GIVEN TASK:
Return every line from the entries below that contains the string "内容运营".

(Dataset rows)
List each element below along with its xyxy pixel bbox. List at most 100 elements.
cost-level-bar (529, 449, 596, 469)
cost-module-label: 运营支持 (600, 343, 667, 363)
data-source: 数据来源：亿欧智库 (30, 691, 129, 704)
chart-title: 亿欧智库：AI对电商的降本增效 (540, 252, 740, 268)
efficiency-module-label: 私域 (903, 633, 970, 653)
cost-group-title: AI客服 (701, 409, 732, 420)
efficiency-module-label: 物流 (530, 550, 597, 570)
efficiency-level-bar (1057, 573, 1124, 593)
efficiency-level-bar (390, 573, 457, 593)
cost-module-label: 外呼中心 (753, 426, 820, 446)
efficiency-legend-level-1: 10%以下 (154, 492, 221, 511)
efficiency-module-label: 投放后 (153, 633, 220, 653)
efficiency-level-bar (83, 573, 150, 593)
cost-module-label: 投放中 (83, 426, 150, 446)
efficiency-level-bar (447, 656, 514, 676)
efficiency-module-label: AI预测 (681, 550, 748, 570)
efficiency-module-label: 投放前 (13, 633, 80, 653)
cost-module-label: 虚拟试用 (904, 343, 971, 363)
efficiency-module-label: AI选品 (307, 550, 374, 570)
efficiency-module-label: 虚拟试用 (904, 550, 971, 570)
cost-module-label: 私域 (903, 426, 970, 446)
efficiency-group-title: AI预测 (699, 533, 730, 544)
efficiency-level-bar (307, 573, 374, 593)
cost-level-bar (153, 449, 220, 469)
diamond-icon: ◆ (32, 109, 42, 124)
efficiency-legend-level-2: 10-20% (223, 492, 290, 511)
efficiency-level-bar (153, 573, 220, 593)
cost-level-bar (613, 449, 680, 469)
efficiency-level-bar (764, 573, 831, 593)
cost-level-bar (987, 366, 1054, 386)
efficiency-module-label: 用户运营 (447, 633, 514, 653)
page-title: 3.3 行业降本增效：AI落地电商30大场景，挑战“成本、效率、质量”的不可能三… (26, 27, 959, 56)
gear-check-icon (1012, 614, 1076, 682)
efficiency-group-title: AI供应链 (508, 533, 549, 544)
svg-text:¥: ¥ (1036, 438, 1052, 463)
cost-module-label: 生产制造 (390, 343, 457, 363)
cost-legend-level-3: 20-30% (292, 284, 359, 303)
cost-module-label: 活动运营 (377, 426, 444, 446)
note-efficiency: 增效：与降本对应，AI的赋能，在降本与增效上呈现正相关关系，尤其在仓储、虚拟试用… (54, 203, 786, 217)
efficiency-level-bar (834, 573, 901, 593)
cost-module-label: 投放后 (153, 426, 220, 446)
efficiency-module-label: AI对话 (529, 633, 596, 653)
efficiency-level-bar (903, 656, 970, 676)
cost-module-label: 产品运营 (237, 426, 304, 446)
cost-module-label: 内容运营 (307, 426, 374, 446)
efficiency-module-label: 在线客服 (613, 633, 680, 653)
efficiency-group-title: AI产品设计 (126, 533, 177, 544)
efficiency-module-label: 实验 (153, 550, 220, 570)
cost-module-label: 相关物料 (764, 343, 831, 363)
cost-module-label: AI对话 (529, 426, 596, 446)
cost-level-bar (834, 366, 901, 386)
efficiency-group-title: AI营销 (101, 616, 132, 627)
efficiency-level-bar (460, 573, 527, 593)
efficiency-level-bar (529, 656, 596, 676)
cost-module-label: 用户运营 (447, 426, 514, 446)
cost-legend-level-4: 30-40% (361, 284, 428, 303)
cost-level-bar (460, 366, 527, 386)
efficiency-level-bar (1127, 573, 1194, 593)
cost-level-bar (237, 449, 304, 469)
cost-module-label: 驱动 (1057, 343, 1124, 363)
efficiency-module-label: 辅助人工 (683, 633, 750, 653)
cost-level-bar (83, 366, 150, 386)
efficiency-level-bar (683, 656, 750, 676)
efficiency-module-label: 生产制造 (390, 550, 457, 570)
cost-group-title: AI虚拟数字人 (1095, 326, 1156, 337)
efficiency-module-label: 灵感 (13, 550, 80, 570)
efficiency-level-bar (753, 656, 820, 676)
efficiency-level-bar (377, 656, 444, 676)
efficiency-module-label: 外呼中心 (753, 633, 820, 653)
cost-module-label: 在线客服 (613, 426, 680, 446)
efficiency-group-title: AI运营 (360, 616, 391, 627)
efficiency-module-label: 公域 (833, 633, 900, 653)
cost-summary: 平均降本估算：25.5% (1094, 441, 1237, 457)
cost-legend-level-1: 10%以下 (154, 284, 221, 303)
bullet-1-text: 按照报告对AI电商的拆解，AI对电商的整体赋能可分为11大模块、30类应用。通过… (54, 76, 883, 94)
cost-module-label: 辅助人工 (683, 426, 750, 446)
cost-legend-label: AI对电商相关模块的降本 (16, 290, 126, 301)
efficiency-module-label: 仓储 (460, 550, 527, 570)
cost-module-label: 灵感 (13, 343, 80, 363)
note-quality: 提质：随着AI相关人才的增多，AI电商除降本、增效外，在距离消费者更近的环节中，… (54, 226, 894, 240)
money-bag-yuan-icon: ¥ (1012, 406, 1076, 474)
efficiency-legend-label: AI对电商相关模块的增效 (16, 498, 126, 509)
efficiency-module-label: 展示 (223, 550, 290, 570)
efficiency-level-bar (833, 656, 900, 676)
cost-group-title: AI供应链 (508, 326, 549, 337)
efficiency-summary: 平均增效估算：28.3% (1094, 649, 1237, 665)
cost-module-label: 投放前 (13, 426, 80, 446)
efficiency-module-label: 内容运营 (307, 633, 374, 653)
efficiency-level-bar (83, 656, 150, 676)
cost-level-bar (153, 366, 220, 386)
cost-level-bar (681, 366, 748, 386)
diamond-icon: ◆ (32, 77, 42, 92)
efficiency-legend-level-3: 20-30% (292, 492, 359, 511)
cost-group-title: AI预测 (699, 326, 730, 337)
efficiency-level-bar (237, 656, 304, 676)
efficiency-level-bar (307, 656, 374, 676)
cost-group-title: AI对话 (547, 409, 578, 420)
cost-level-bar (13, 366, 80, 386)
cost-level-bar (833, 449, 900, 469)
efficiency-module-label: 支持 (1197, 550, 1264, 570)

COMPLETED TASK:
cost-module-label: 内容运营 (307, 426, 374, 446)
efficiency-module-label: 内容运营 (307, 633, 374, 653)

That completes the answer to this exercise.